TEXT SHOWN:
--- begin ---
A rebellious teen, Liz attended New Trier High School in Winnetka, Illinois, the same school also attended by Lili Taylor, Charlton Heston, Ann-Margret, Rock Hudson, Adam Baldwin, Ralph Bellamy, Hugh O'Brien, Penelope Milford, Bruce Dern and Virginia Madsen. Upon graduating in 1985, she went to Oberlin College in Ohio to study Art History/Studio Art. It was in college that Liz became mesmerized with underground indie rock, which led to her friendship with guitarist Chris Brokaw.
The 5' 2” beauty married Jim Staskouskas, an award-winning film editor who had worked on her videos, in 1995. She gave birth to a son named James Nicholas Staskauskas on December 21, 1996. The couple divorced in 2001 after six years. Phair has since lived in Los Angeles with her son.
Don't Have Time
First attracted to underground indie rock while in college, Liz Phair headed to New York after completing her Art History/Studio Art studies and found work as an intern for political artists Leon Golub and Nancy Spero. She then relocated to San Francisco to become an artist, but decided to return to her childhood hometown of Chicago in 1991.
In Chicago, Phair started writing songs and thanks to the encouragement of guitarist Chris Brokaw, she also began making demo tapes, which was later known as “Girly Sound.” Recorded with a 4-track machine in her bedroom, these tapes consisted of three cassettes including “Yo Yo Buddy Yup Word To Ya Muthuh” and “Girls, Girls, Girls,” with a total of 32 songs. During that period, Phair sold her drawings on the streets of Chicago in order to make ends meet.
--- end ---
ENTRIES:
--- begin ---
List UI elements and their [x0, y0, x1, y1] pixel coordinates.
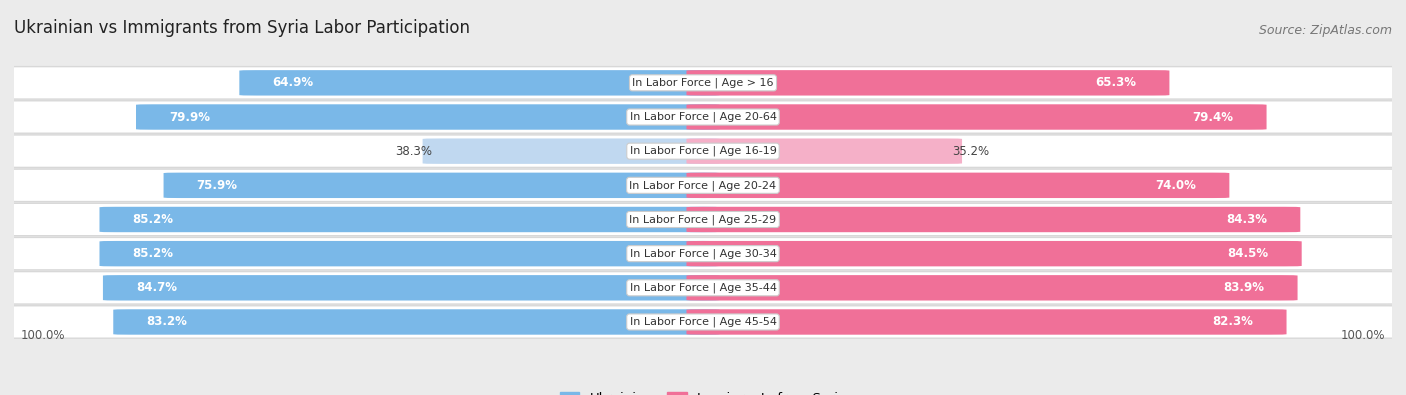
FancyBboxPatch shape	[239, 70, 720, 96]
Text: 83.9%: 83.9%	[1223, 281, 1264, 294]
Text: In Labor Force | Age 35-44: In Labor Force | Age 35-44	[630, 282, 776, 293]
FancyBboxPatch shape	[686, 139, 962, 164]
Text: Source: ZipAtlas.com: Source: ZipAtlas.com	[1258, 24, 1392, 37]
Text: 82.3%: 82.3%	[1212, 316, 1254, 329]
FancyBboxPatch shape	[0, 135, 1406, 167]
FancyBboxPatch shape	[0, 237, 1406, 270]
Text: 100.0%: 100.0%	[1340, 329, 1385, 342]
FancyBboxPatch shape	[686, 70, 1170, 96]
FancyBboxPatch shape	[686, 275, 1298, 301]
Text: 84.5%: 84.5%	[1227, 247, 1268, 260]
Text: 100.0%: 100.0%	[21, 329, 66, 342]
Text: Ukrainian vs Immigrants from Syria Labor Participation: Ukrainian vs Immigrants from Syria Labor…	[14, 19, 470, 37]
Text: 79.4%: 79.4%	[1192, 111, 1233, 124]
Text: In Labor Force | Age 16-19: In Labor Force | Age 16-19	[630, 146, 776, 156]
Text: 79.9%: 79.9%	[169, 111, 209, 124]
Text: In Labor Force | Age 20-64: In Labor Force | Age 20-64	[630, 112, 776, 122]
Text: In Labor Force | Age 30-34: In Labor Force | Age 30-34	[630, 248, 776, 259]
FancyBboxPatch shape	[103, 275, 720, 301]
FancyBboxPatch shape	[163, 173, 720, 198]
Text: In Labor Force | Age 45-54: In Labor Force | Age 45-54	[630, 317, 776, 327]
Text: 74.0%: 74.0%	[1156, 179, 1197, 192]
FancyBboxPatch shape	[686, 309, 1286, 335]
Text: In Labor Force | Age > 16: In Labor Force | Age > 16	[633, 77, 773, 88]
Text: 85.2%: 85.2%	[132, 247, 173, 260]
FancyBboxPatch shape	[0, 203, 1406, 236]
FancyBboxPatch shape	[100, 241, 720, 266]
FancyBboxPatch shape	[0, 306, 1406, 338]
Text: 65.3%: 65.3%	[1095, 76, 1136, 89]
FancyBboxPatch shape	[423, 139, 720, 164]
Text: 85.2%: 85.2%	[132, 213, 173, 226]
FancyBboxPatch shape	[0, 67, 1406, 99]
Text: 35.2%: 35.2%	[952, 145, 990, 158]
Text: 83.2%: 83.2%	[146, 316, 187, 329]
FancyBboxPatch shape	[686, 207, 1301, 232]
FancyBboxPatch shape	[114, 309, 720, 335]
FancyBboxPatch shape	[686, 241, 1302, 266]
Text: In Labor Force | Age 20-24: In Labor Force | Age 20-24	[630, 180, 776, 190]
FancyBboxPatch shape	[0, 272, 1406, 304]
Text: 38.3%: 38.3%	[395, 145, 432, 158]
Text: 84.7%: 84.7%	[136, 281, 177, 294]
Legend: Ukrainian, Immigrants from Syria: Ukrainian, Immigrants from Syria	[554, 387, 852, 395]
Text: In Labor Force | Age 25-29: In Labor Force | Age 25-29	[630, 214, 776, 225]
FancyBboxPatch shape	[0, 169, 1406, 201]
FancyBboxPatch shape	[0, 101, 1406, 133]
Text: 75.9%: 75.9%	[197, 179, 238, 192]
Text: 84.3%: 84.3%	[1226, 213, 1267, 226]
FancyBboxPatch shape	[686, 104, 1267, 130]
Text: 64.9%: 64.9%	[273, 76, 314, 89]
FancyBboxPatch shape	[686, 173, 1229, 198]
FancyBboxPatch shape	[100, 207, 720, 232]
FancyBboxPatch shape	[136, 104, 720, 130]
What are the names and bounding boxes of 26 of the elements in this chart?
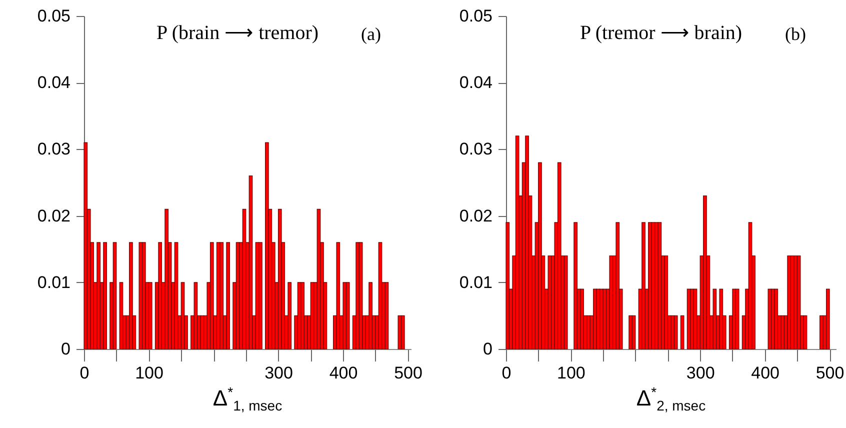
- annotation: (a): [361, 24, 381, 44]
- y-tick-label: 0: [483, 340, 492, 358]
- annotation: (b): [785, 24, 806, 44]
- x-tick-label: 100: [135, 364, 164, 382]
- y-tick-label: 0.04: [37, 73, 70, 92]
- x-tick-label: 400: [751, 364, 780, 382]
- y-tick-label: 0.01: [37, 272, 70, 292]
- x-tick-label: 400: [329, 364, 358, 382]
- y-tick-label: 0: [61, 340, 70, 358]
- x-tick-label: 500: [816, 364, 844, 382]
- x-tick-label: 300: [264, 364, 293, 382]
- y-tick-label: 0.02: [37, 206, 70, 226]
- y-tick-label: 0.04: [459, 73, 492, 92]
- x-tick-label: 500: [394, 364, 422, 382]
- x-tick-label: 0: [80, 364, 90, 382]
- y-tick-label: 0.02: [459, 206, 492, 226]
- y-tick-label: 0.05: [459, 6, 492, 26]
- x-tick-label: 100: [557, 364, 586, 382]
- x-tick-label: 0: [502, 364, 512, 382]
- y-tick-label: 0.03: [459, 140, 492, 159]
- x-tick-label: 300: [686, 364, 715, 382]
- y-tick-label: 0.05: [37, 6, 70, 26]
- y-tick-label: 0.03: [37, 140, 70, 159]
- y-tick-label: 0.01: [459, 272, 492, 292]
- chart-title: P (brain ⟶ tremor): [156, 22, 319, 44]
- chart-title: P (tremor ⟶ brain): [580, 22, 742, 44]
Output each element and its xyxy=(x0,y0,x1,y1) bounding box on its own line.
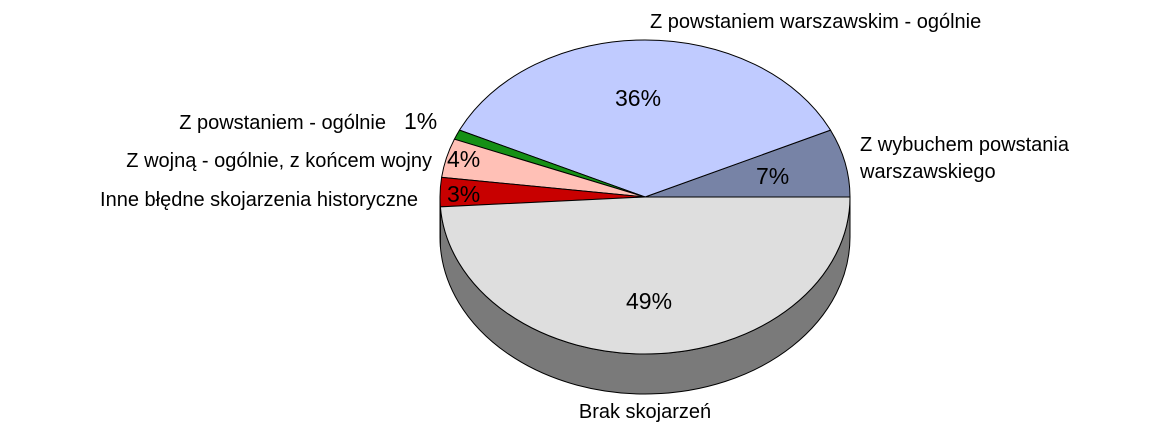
category-label: Z wojną - ogólnie, z końcem wojny xyxy=(126,150,432,172)
value-label: 3% xyxy=(447,181,481,207)
category-label: Z powstaniem warszawskim - ogólnie xyxy=(650,11,982,33)
value-label: 7% xyxy=(756,163,790,189)
category-label: Z wybuchem powstania warszawskiego xyxy=(860,134,1069,183)
pie-slice xyxy=(439,196,851,355)
category-label: Brak skojarzeń xyxy=(578,401,712,423)
value-label: 4% xyxy=(447,146,481,172)
value-label: 1% xyxy=(404,108,438,134)
pie-slice xyxy=(458,39,832,198)
category-label: Inne błędne skojarzenia historyczne xyxy=(100,189,418,211)
value-label: 36% xyxy=(615,85,662,111)
category-label: Z powstaniem - ogólnie xyxy=(179,112,386,134)
value-label: 49% xyxy=(626,288,673,314)
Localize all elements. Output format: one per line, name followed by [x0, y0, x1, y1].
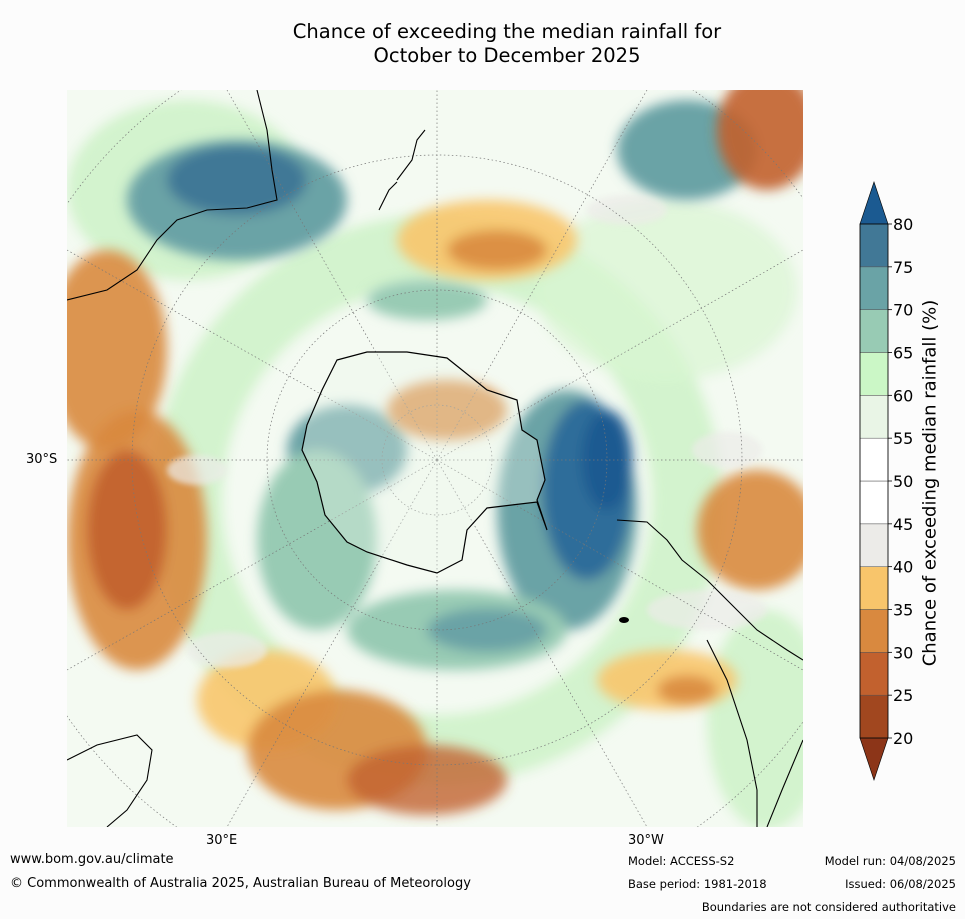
footer-copyright: © Commonwealth of Australia 2025, Austra…	[10, 876, 471, 891]
colorbar-tick-label: 65	[893, 344, 913, 363]
footer-url[interactable]: www.bom.gov.au/climate	[10, 852, 174, 867]
colorbar-tick-label: 60	[893, 386, 913, 405]
colorbar-band	[859, 223, 889, 268]
colorbar-tick-label: 20	[893, 729, 913, 748]
footer-model-run: Model run: 04/08/2025	[824, 854, 956, 868]
australia-coastline	[67, 90, 278, 301]
africa-coastline	[67, 734, 153, 827]
colorbar-tick-label: 75	[893, 258, 913, 277]
lon-label-30w: 30°W	[628, 833, 664, 848]
colorbar-tick-label: 40	[893, 558, 913, 577]
map-canvas	[67, 90, 803, 827]
footer-disclaimer: Boundaries are not considered authoritat…	[701, 900, 956, 914]
colorbar-band	[859, 437, 889, 482]
colorbar-band	[859, 352, 889, 396]
colorbar-band	[859, 309, 889, 353]
colorbar-tick-label: 80	[893, 215, 913, 234]
colorbar-band	[859, 266, 889, 310]
map-title: Chance of exceeding the median rainfall …	[180, 20, 834, 68]
colorbar-tick-label: 55	[893, 429, 913, 448]
colorbar-tick-label: 25	[893, 686, 913, 705]
footer-model: Model: ACCESS-S2	[628, 854, 735, 868]
colorbar-label: Chance of exceeding median rainfall (%)	[919, 299, 941, 667]
colorbar-tick-label: 30	[893, 643, 913, 662]
south-america-coastline	[616, 519, 803, 827]
colorbar-tick-label: 70	[893, 301, 913, 320]
colorbar-tick-label: 45	[893, 515, 913, 534]
colorbar-band	[859, 523, 889, 567]
footer-base-period: Base period: 1981-2018	[628, 877, 767, 891]
lat-label-30s: 30°S	[26, 452, 58, 467]
colorbar-band	[859, 395, 889, 439]
colorbar-band	[859, 480, 889, 525]
colorbar-outline	[859, 223, 889, 739]
rainfall-probability-map	[67, 90, 803, 827]
title-line-2: October to December 2025	[373, 44, 641, 67]
colorbar-under-arrow	[859, 737, 889, 781]
colorbar-band	[859, 652, 889, 696]
graticule	[67, 90, 803, 827]
near-median-regions	[167, 195, 767, 668]
colorbar-band	[859, 609, 889, 653]
colorbar-band	[859, 694, 889, 739]
colorbar-band	[859, 566, 889, 610]
island-south-georgia	[619, 617, 629, 623]
colorbar-tick-label: 50	[893, 472, 913, 491]
title-line-1: Chance of exceeding the median rainfall …	[292, 20, 722, 43]
lon-label-30e: 30°E	[206, 833, 238, 848]
new-zealand-coastline	[378, 129, 426, 211]
footer-issued: Issued: 06/08/2025	[845, 877, 956, 891]
colorbar-over-arrow	[859, 181, 889, 225]
antarctica-coastline	[301, 351, 548, 574]
colorbar: 20 25 30 35 40 45 50 55 60 65 70 75 80	[859, 181, 913, 781]
colorbar-tick-label: 35	[893, 601, 913, 620]
very-wet-regions	[127, 100, 757, 670]
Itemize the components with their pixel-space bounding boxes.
--- end ---
REQUIREMENTS:
• 1. Condense the paragraph of the Liz Phair biography beginning "First attracted to underground indie rock" into a short bulleted list that keeps its main facts.
• 2. Write the next part of the Liz Phair biography, picking up after its final sentence.
The material has no connection to the Liz Phair biography.

ANSWERS BY TASK:
• 1.
- Liz Phair became drawn to underground indie rock in college.
- After finishing her Art History/Studio Art studies, she moved to New York and interned for political artists Leon Golub and Nancy Spero.
- She then moved to San Francisco to become an artist.
- In 1991 she went back to her childhood hometown of Chicago.

• 2.
A member of the alternative music scene in Chicago, Phair became involved with local upstart bands Material Issue and Urge Overkill, and drummer Brad Wood and John Henderson, the head of the independent label Feel Good All Over. She teamed up with Henderson to re-record “GirlySound” and sent it to Brokaw, who passed the tapes to Gerard Cosley, the head of Matador, a record label that signed Comes. Impressed with Phair's new sound, Cosley subsequently took the singer under his wings.
Eventually, in 1993, Phair released her debut album, “Exile In Guyville,” which peaked at No.196 on the Billboard 200. A song-by-song reply to the Rolling Stones' “Exile on Main Street,” the album gained general critical praise and became a favorite among fans of alternative rock. By the spring of 1994, it had sold more than 200,000 pieces and went on to receive gold certification thanks in part to the song “Never Said,” whose video got airplay on MTV.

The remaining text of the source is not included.